Collection entries:
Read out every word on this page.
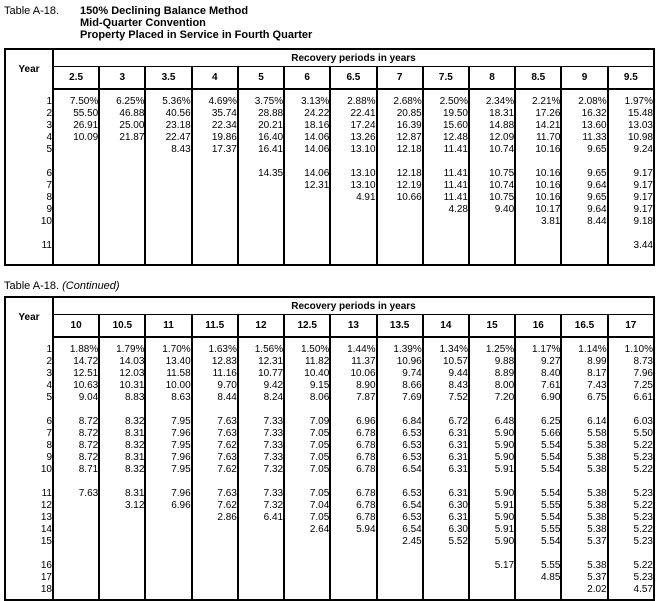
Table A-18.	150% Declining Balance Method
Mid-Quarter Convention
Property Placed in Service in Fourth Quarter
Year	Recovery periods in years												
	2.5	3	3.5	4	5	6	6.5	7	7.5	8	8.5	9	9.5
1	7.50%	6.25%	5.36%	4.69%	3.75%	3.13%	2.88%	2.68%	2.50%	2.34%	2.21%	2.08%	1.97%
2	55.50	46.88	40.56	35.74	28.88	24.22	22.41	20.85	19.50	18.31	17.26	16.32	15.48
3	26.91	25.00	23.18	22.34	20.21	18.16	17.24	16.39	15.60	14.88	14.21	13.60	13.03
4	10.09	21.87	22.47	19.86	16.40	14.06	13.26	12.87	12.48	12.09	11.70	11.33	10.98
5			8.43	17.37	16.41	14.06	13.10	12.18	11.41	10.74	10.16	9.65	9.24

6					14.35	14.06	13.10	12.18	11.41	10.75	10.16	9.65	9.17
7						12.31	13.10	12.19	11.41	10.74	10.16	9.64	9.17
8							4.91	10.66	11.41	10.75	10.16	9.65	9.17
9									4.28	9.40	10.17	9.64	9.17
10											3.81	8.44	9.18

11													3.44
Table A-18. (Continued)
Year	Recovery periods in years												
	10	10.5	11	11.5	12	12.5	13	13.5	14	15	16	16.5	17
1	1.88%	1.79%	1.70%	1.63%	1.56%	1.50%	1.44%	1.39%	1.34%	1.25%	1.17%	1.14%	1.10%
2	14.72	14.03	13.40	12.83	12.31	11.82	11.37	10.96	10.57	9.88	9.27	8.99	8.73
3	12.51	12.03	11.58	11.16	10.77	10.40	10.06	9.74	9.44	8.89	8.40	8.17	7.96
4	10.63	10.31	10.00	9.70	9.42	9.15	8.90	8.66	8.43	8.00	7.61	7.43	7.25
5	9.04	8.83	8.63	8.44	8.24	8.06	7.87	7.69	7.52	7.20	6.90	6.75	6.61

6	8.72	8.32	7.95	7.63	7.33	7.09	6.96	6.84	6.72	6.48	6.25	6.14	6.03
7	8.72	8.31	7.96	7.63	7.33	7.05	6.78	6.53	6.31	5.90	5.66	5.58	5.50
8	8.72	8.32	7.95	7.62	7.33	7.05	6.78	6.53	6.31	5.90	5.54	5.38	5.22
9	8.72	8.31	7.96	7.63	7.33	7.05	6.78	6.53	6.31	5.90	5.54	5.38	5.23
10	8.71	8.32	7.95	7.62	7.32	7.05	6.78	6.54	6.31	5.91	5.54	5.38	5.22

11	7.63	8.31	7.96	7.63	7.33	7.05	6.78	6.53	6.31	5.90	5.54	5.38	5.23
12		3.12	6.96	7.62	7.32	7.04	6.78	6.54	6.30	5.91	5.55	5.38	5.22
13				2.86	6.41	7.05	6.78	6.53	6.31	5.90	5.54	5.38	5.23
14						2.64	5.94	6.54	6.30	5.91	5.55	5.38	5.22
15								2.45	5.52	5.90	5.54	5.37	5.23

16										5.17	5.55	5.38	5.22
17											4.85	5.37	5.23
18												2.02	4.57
* * *
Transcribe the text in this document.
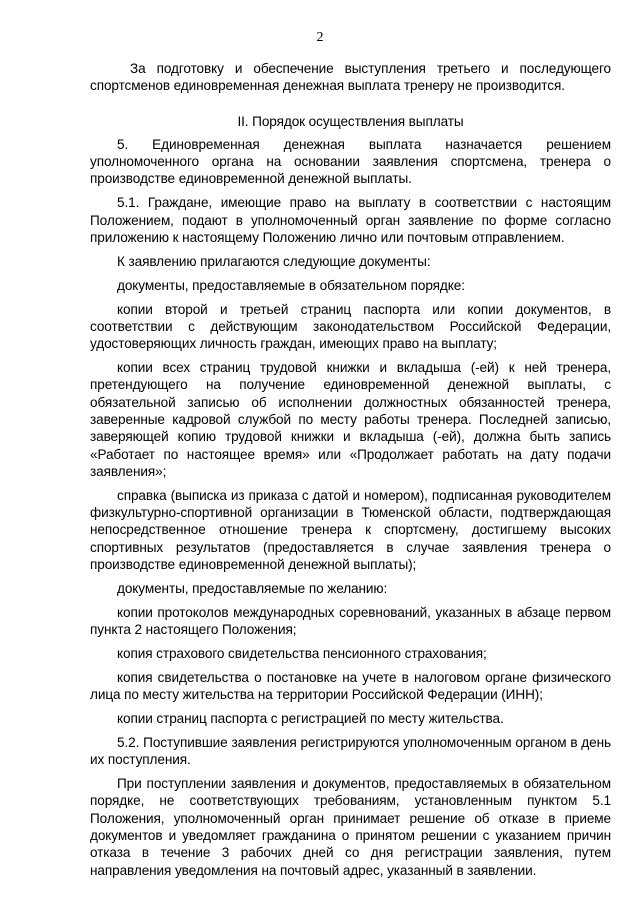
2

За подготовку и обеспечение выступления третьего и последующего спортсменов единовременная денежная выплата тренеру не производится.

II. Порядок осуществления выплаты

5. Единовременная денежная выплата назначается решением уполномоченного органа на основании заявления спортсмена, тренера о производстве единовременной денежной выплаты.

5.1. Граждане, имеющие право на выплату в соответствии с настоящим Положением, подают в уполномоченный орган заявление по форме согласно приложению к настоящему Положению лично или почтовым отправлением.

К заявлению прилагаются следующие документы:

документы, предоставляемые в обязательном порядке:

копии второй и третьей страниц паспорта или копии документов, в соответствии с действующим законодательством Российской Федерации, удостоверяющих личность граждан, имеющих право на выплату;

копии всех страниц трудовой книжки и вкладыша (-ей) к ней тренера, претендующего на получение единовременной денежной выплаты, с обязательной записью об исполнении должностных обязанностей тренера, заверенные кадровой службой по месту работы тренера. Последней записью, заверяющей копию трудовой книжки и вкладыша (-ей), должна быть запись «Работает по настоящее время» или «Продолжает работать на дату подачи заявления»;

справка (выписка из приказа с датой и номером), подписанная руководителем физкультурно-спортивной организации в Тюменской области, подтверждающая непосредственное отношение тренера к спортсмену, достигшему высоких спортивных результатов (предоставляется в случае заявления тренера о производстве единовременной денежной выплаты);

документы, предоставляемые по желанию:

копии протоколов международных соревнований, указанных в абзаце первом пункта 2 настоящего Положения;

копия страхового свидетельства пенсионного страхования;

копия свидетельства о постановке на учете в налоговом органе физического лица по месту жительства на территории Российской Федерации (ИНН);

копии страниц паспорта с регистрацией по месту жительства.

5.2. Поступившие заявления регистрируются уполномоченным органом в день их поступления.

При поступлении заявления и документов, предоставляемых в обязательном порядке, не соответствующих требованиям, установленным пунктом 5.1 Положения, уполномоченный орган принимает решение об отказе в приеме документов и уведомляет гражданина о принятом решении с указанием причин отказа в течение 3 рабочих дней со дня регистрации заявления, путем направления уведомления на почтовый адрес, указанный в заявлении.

*Exercise description*:
Pull out every line in the data above that has the word "соответствии".

*The solution*:
5.1. Граждане, имеющие право на выплату в соответствии с настоящим Положением, подают в уполномоченный орган заявление по форме согласно приложению к настоящему Положению лично или почтовым отправлением.
копии второй и третьей страниц паспорта или копии документов, в соответствии с действующим законодательством Российской Федерации, удостоверяющих личность граждан, имеющих право на выплату;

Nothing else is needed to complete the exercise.